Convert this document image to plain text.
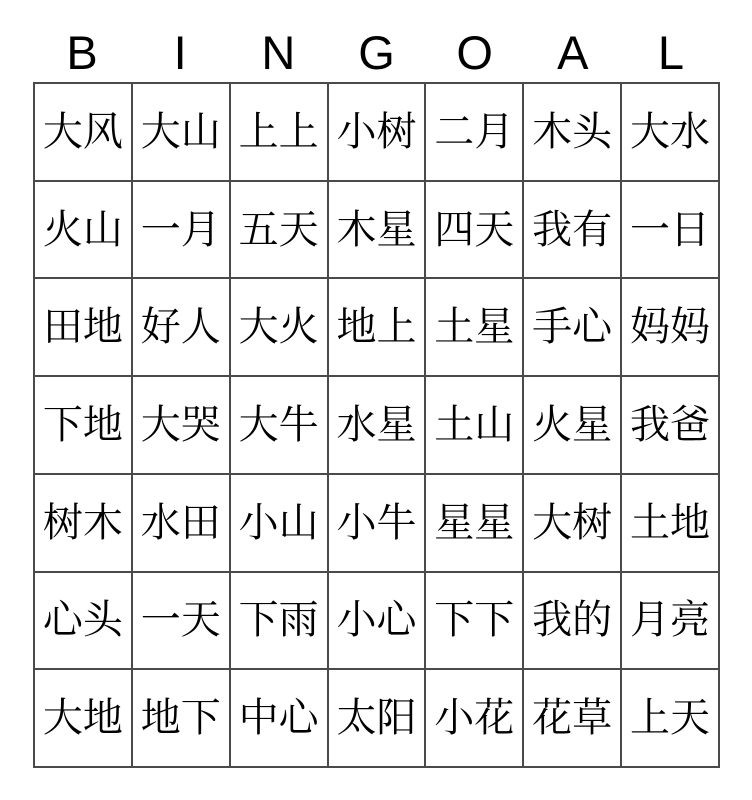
B I N G O A L
大风	大山	上上	小树	二月	木头	大水
火山	一月	五天	木星	四天	我有	一日
田地	好人	大火	地上	土星	手心	妈妈
下地	大哭	大牛	水星	土山	火星	我爸
树木	水田	小山	小牛	星星	大树	土地
心头	一天	下雨	小心	下下	我的	月亮
大地	地下	中心	太阳	小花	花草	上天
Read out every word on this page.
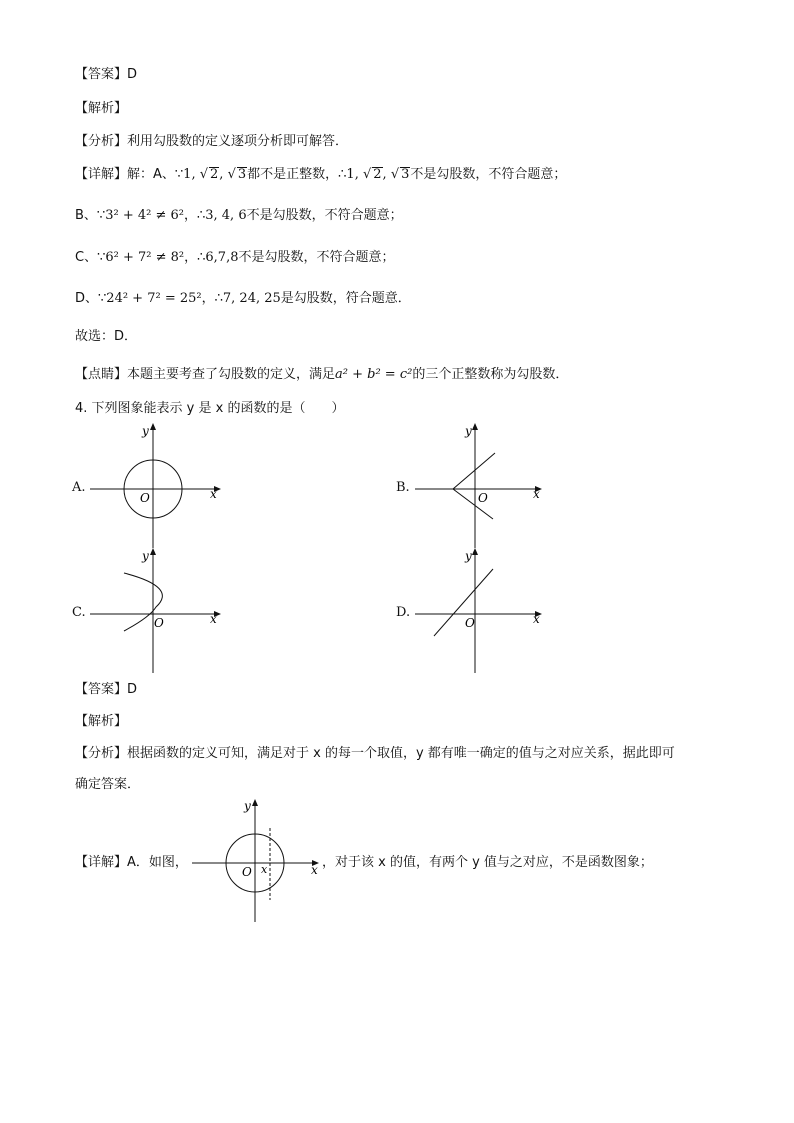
【答案】D
【解析】
【分析】利用勾股数的定义逐项分析即可解答．
【详解】解：A、∵1, √ 2, √ 3都不是正整数，∴1, √ 2, √ 3不是勾股数，不符合题意；
B、∵3² + 4² ≠ 6²，∴3, 4, 6不是勾股数，不符合题意；
C、∵6² + 7² ≠ 8²，∴6,7,8不是勾股数，不符合题意；
D、∵24² + 7² = 25²，∴7, 24, 25是勾股数，符合题意．
故选：D．
【点睛】本题主要考查了勾股数的定义，满足a² + b² = c²的三个正整数称为勾股数．
4. 下列图象能表示 y 是 x 的函数的是（　　）
A.	x
y
O
B.	x
y
O
C.	x
y
O
D.	x
y
O
【答案】D
【解析】
【分析】根据函数的定义可知，满足对于 x 的每一个取值，y 都有唯一确定的值与之对应关系，据此即可
确定答案．
【详解】A．如图，	x
y
O x	，对于该 x 的值，有两个 y 值与之对应，不是函数图象；
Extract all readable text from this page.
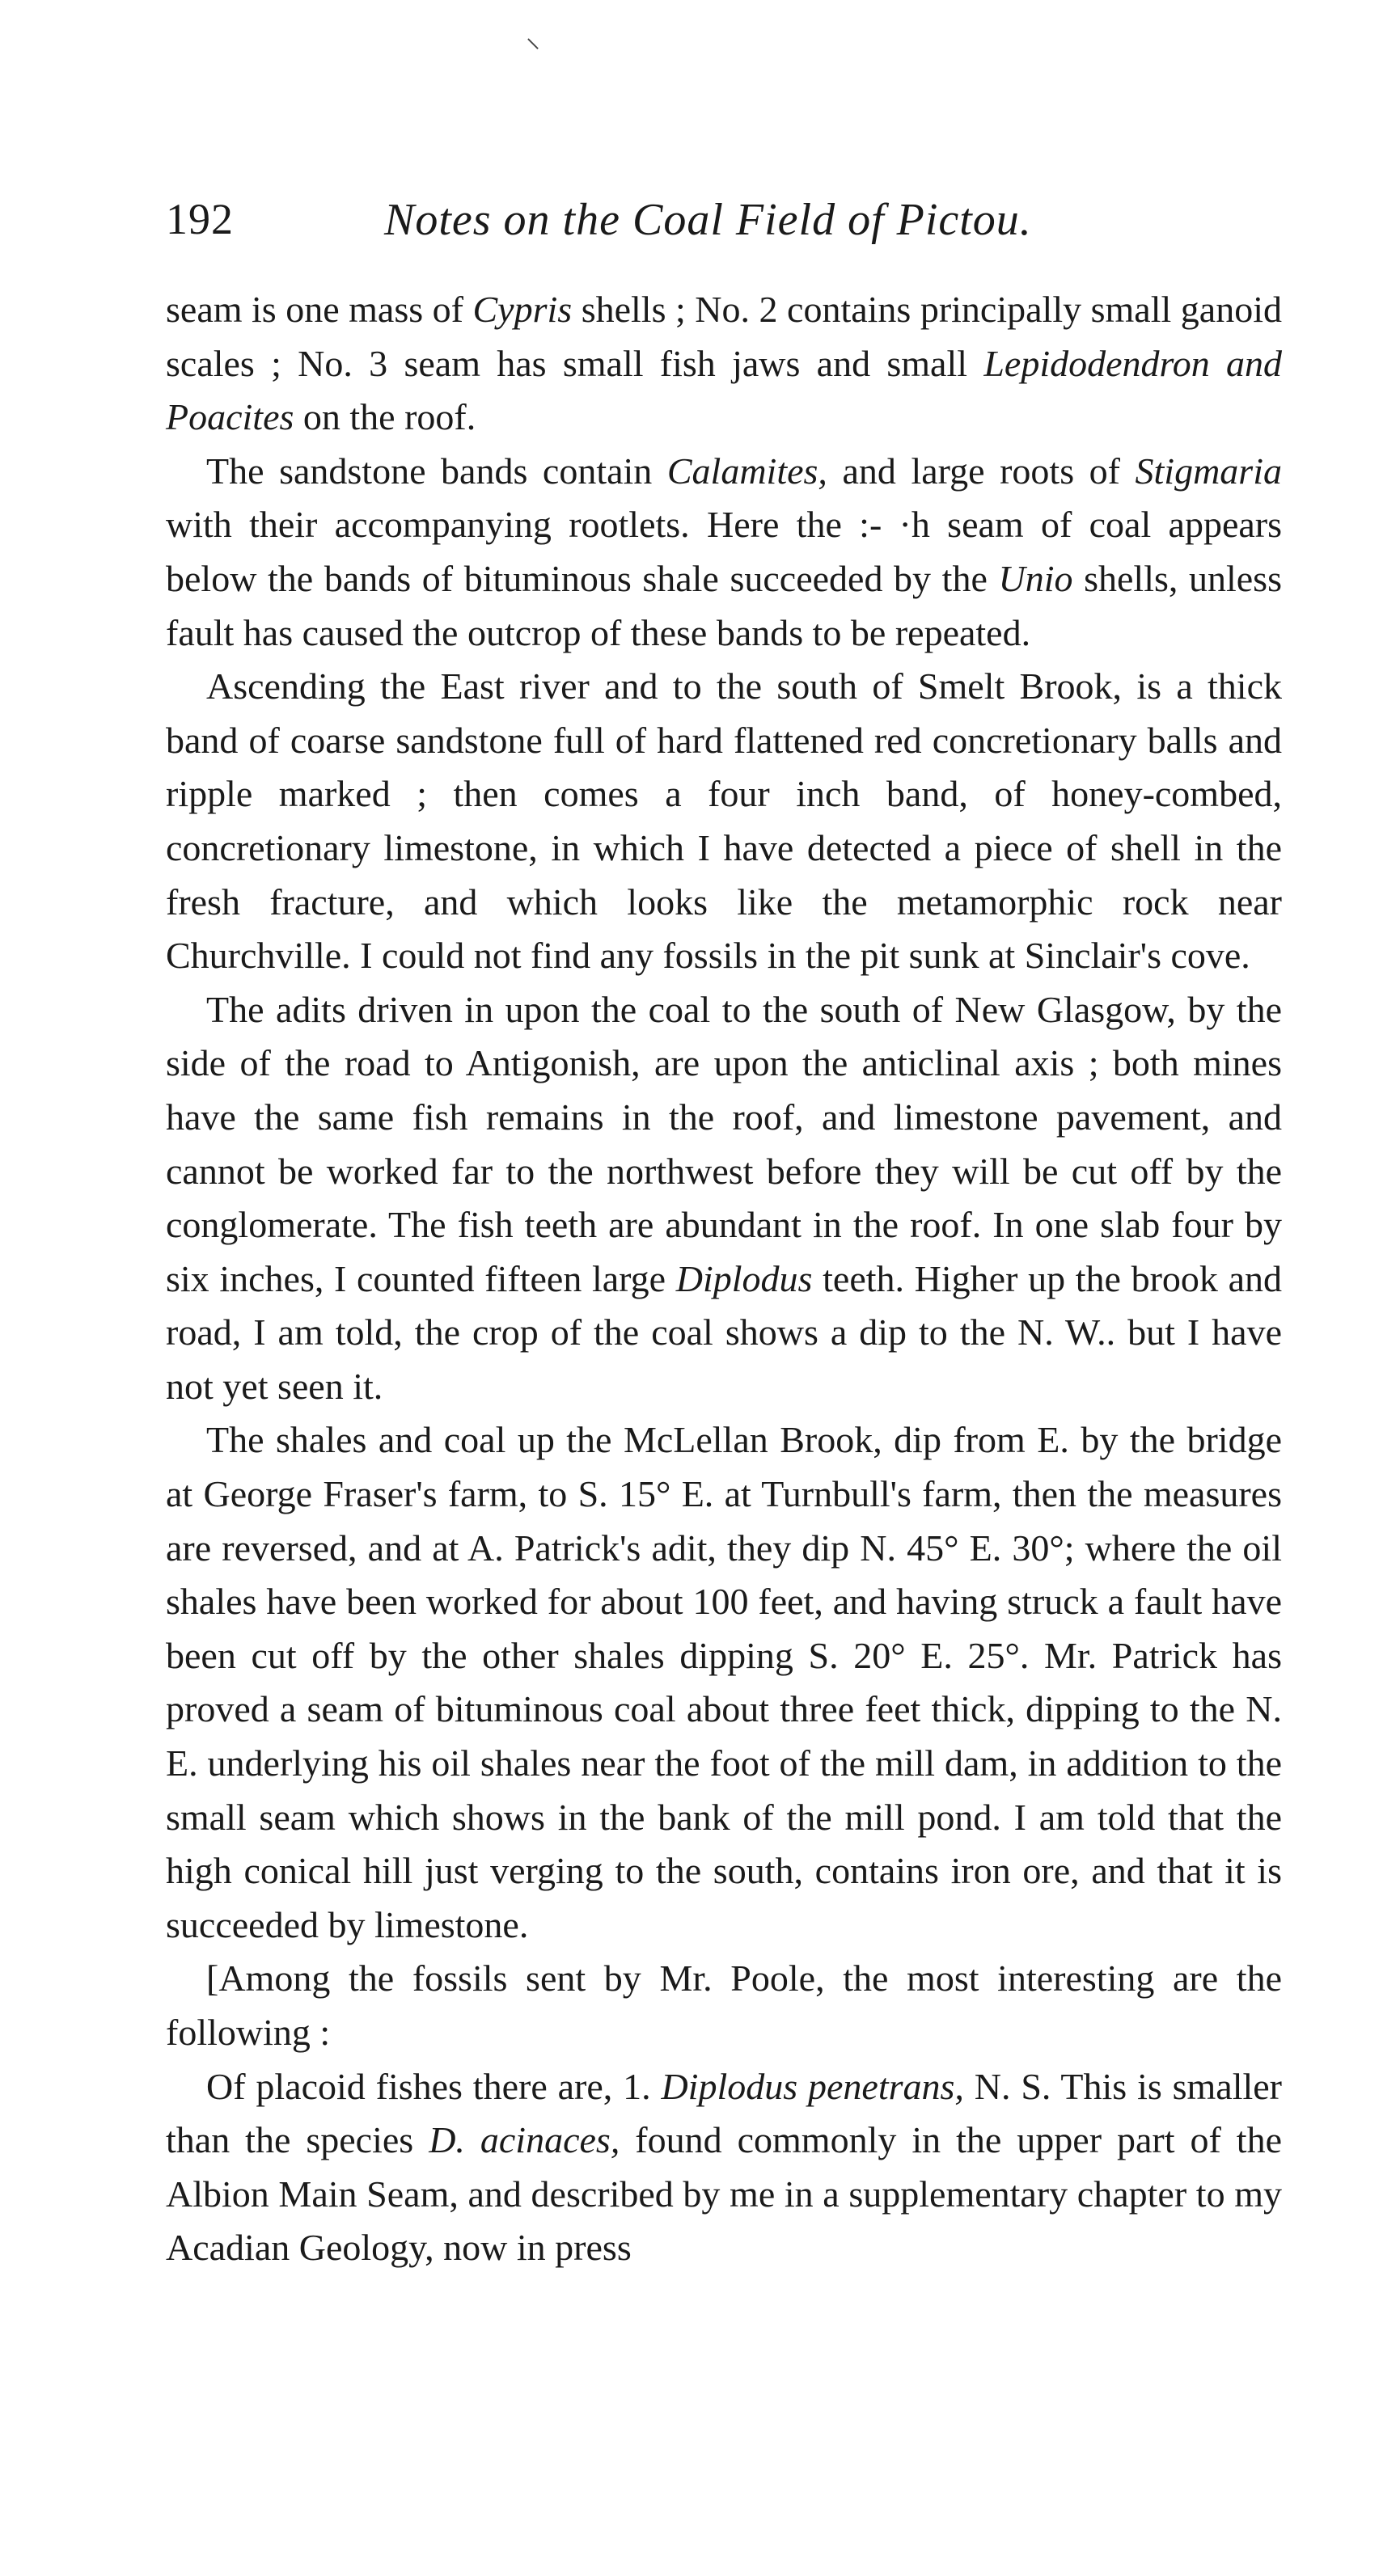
⸜
192	Notes on the Coal Field of Pictou.

seam is one mass of Cypris shells ; No. 2 contains principally small ganoid scales ; No. 3 seam has small fish jaws and small Lepidodendron and Poacites on the roof.

The sandstone bands contain Calamites, and large roots of Stigmaria with their accompanying rootlets. Here the :- ·h seam of coal appears below the bands of bituminous shale succeeded by the Unio shells, unless fault has caused the outcrop of these bands to be repeated.

Ascending the East river and to the south of Smelt Brook, is a thick band of coarse sandstone full of hard flattened red concretionary balls and ripple marked ; then comes a four inch band, of honey-combed, concretionary limestone, in which I have detected a piece of shell in the fresh fracture, and which looks like the metamorphic rock near Churchville. I could not find any fossils in the pit sunk at Sinclair's cove.

The adits driven in upon the coal to the south of New Glasgow, by the side of the road to Antigonish, are upon the anticlinal axis ; both mines have the same fish remains in the roof, and limestone pavement, and cannot be worked far to the northwest before they will be cut off by the conglomerate. The fish teeth are abundant in the roof. In one slab four by six inches, I counted fifteen large Diplodus teeth. Higher up the brook and road, I am told, the crop of the coal shows a dip to the N. W.. but I have not yet seen it.

The shales and coal up the McLellan Brook, dip from E. by the bridge at George Fraser's farm, to S. 15° E. at Turnbull's farm, then the measures are reversed, and at A. Patrick's adit, they dip N. 45° E. 30°; where the oil shales have been worked for about 100 feet, and having struck a fault have been cut off by the other shales dipping S. 20° E. 25°. Mr. Patrick has proved a seam of bituminous coal about three feet thick, dipping to the N. E. underlying his oil shales near the foot of the mill dam, in addition to the small seam which shows in the bank of the mill pond. I am told that the high conical hill just verging to the south, contains iron ore, and that it is succeeded by limestone.

[Among the fossils sent by Mr. Poole, the most interesting are the following :

Of placoid fishes there are, 1. Diplodus penetrans, N. S. This is smaller than the species D. acinaces, found commonly in the upper part of the Albion Main Seam, and described by me in a supplementary chapter to my Acadian Geology, now in press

□ □ □ □

**Exercise directions**
Write out the entries above word for word. Do not include the pictures.

**Solution to this problem**
Convert this document image to plain text.
B I N G O A L
大风	大山	上上	小树	二月	木头	大水
火山	一月	五天	木星	四天	我有	一日
田地	好人	大火	地上	土星	手心	妈妈
下地	大哭	大牛	水星	土山	火星	我爸
树木	水田	小山	小牛	星星	大树	土地
心头	一天	下雨	小心	下下	我的	月亮
大地	地下	中心	太阳	小花	花草	上天
Read out every word on this page.
【答案】D
【解析】
【分析】利用勾股数的定义逐项分析即可解答．
【详解】解：A、∵1, √ 2, √ 3都不是正整数，∴1, √ 2, √ 3不是勾股数，不符合题意；
B、∵3² + 4² ≠ 6²，∴3, 4, 6不是勾股数，不符合题意；
C、∵6² + 7² ≠ 8²，∴6,7,8不是勾股数，不符合题意；
D、∵24² + 7² = 25²，∴7, 24, 25是勾股数，符合题意．
故选：D．
【点睛】本题主要考查了勾股数的定义，满足a² + b² = c²的三个正整数称为勾股数．
4. 下列图象能表示 y 是 x 的函数的是（　　）
A.	x
y
O
B.	x
y
O
C.	x
y
O
D.	x
y
O
【答案】D
【解析】
【分析】根据函数的定义可知，满足对于 x 的每一个取值，y 都有唯一确定的值与之对应关系，据此即可
确定答案．
【详解】A．如图，	x
y
O x	，对于该 x 的值，有两个 y 值与之对应，不是函数图象；
Extract all readable text from this page.
⸜
192	Notes on the Coal Field of Pictou.

seam is one mass of Cypris shells ; No. 2 contains principally small ganoid scales ; No. 3 seam has small fish jaws and small Lepidodendron and Poacites on the roof.

The sandstone bands contain Calamites, and large roots of Stigmaria with their accompanying rootlets. Here the :- ·h seam of coal appears below the bands of bituminous shale succeeded by the Unio shells, unless fault has caused the outcrop of these bands to be repeated.

Ascending the East river and to the south of Smelt Brook, is a thick band of coarse sandstone full of hard flattened red concretionary balls and ripple marked ; then comes a four inch band, of honey-combed, concretionary limestone, in which I have detected a piece of shell in the fresh fracture, and which looks like the metamorphic rock near Churchville. I could not find any fossils in the pit sunk at Sinclair's cove.

The adits driven in upon the coal to the south of New Glasgow, by the side of the road to Antigonish, are upon the anticlinal axis ; both mines have the same fish remains in the roof, and limestone pavement, and cannot be worked far to the northwest before they will be cut off by the conglomerate. The fish teeth are abundant in the roof. In one slab four by six inches, I counted fifteen large Diplodus teeth. Higher up the brook and road, I am told, the crop of the coal shows a dip to the N. W.. but I have not yet seen it.

The shales and coal up the McLellan Brook, dip from E. by the bridge at George Fraser's farm, to S. 15° E. at Turnbull's farm, then the measures are reversed, and at A. Patrick's adit, they dip N. 45° E. 30°; where the oil shales have been worked for about 100 feet, and having struck a fault have been cut off by the other shales dipping S. 20° E. 25°. Mr. Patrick has proved a seam of bituminous coal about three feet thick, dipping to the N. E. underlying his oil shales near the foot of the mill dam, in addition to the small seam which shows in the bank of the mill pond. I am told that the high conical hill just verging to the south, contains iron ore, and that it is succeeded by limestone.

[Among the fossils sent by Mr. Poole, the most interesting are the following :

Of placoid fishes there are, 1. Diplodus penetrans, N. S. This is smaller than the species D. acinaces, found commonly in the upper part of the Albion Main Seam, and described by me in a supplementary chapter to my Acadian Geology, now in press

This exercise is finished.